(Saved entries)
#####
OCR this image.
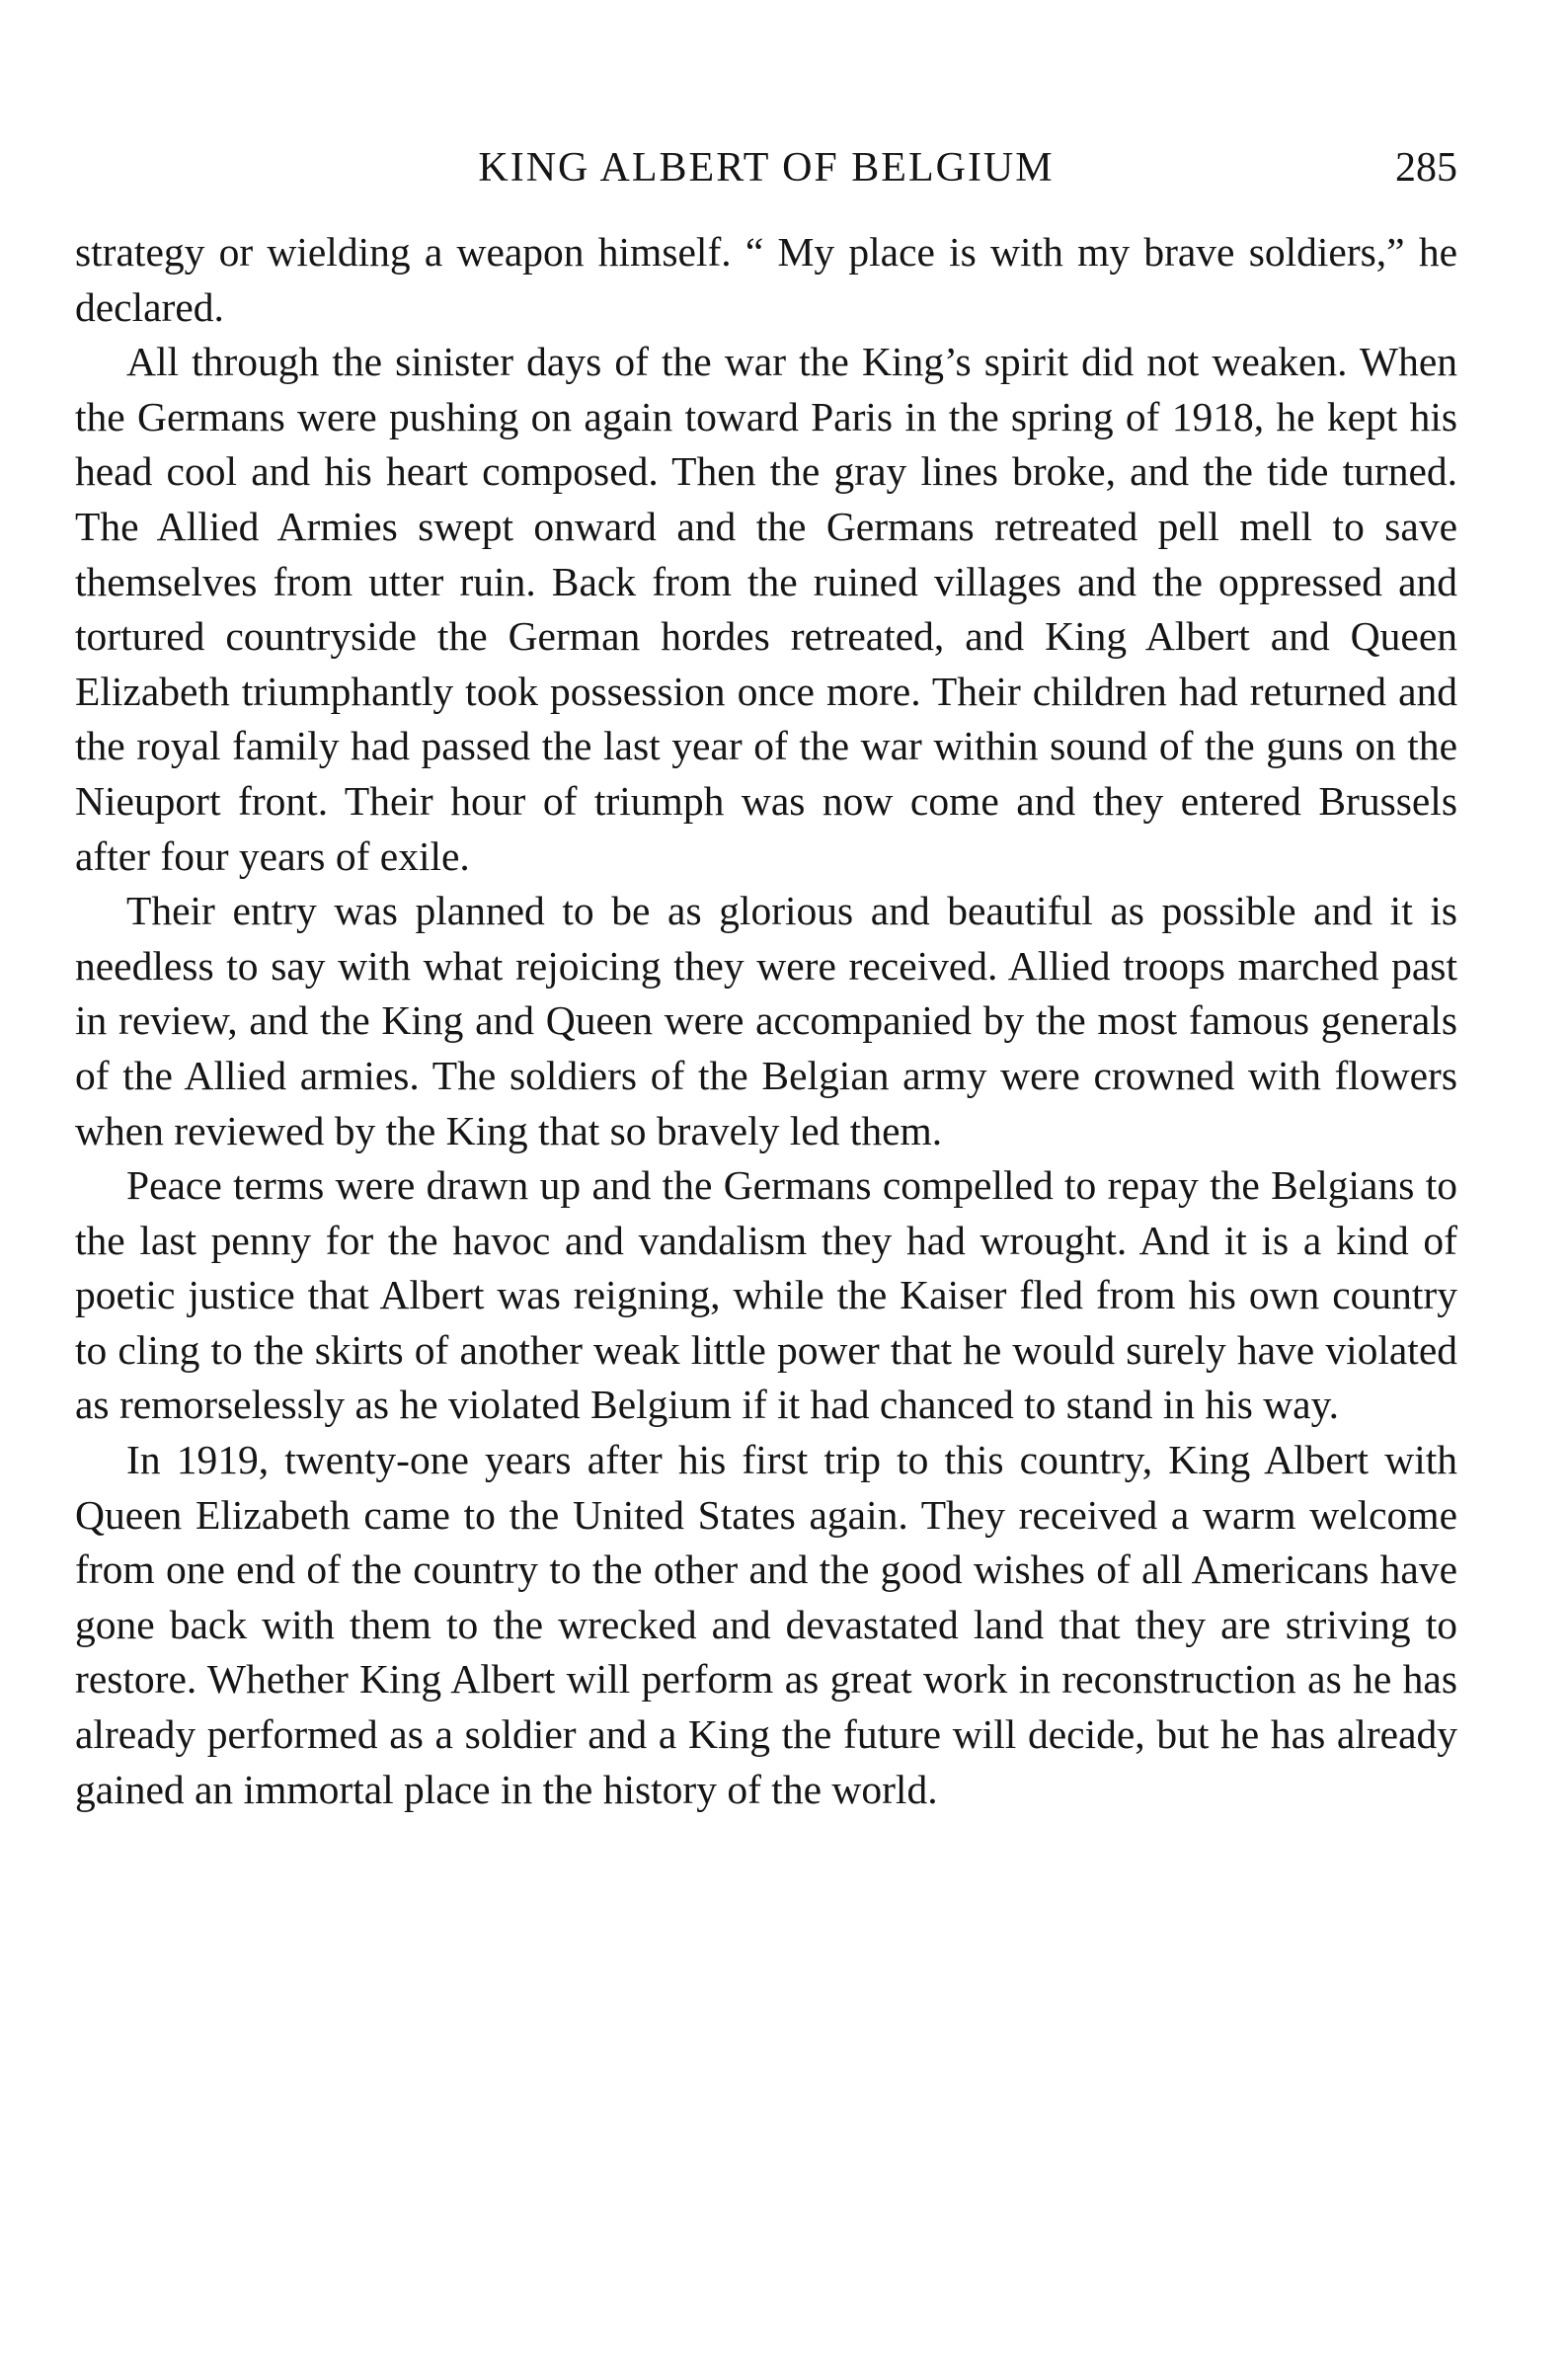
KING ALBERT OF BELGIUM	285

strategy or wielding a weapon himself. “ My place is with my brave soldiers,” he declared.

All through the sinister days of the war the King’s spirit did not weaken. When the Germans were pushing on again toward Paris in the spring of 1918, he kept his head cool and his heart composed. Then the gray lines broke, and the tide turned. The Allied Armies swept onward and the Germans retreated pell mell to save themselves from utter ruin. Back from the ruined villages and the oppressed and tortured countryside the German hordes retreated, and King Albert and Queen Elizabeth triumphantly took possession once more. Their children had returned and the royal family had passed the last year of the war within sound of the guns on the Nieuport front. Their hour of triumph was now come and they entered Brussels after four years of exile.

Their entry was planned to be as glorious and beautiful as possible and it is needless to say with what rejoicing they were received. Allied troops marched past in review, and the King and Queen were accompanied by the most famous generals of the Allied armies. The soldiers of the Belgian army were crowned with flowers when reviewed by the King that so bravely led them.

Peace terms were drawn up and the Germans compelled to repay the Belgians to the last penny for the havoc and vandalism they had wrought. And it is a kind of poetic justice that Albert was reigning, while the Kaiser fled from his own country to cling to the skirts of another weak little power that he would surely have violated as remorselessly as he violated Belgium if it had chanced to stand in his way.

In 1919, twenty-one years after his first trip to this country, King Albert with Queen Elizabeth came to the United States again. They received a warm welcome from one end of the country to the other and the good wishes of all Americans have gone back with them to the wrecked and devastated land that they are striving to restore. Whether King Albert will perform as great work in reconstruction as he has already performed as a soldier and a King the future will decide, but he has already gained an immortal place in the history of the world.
#####
### Exercise details
Examine the listing and say how many of its lines contain the string "received". Give the number alone.

### Written answer
2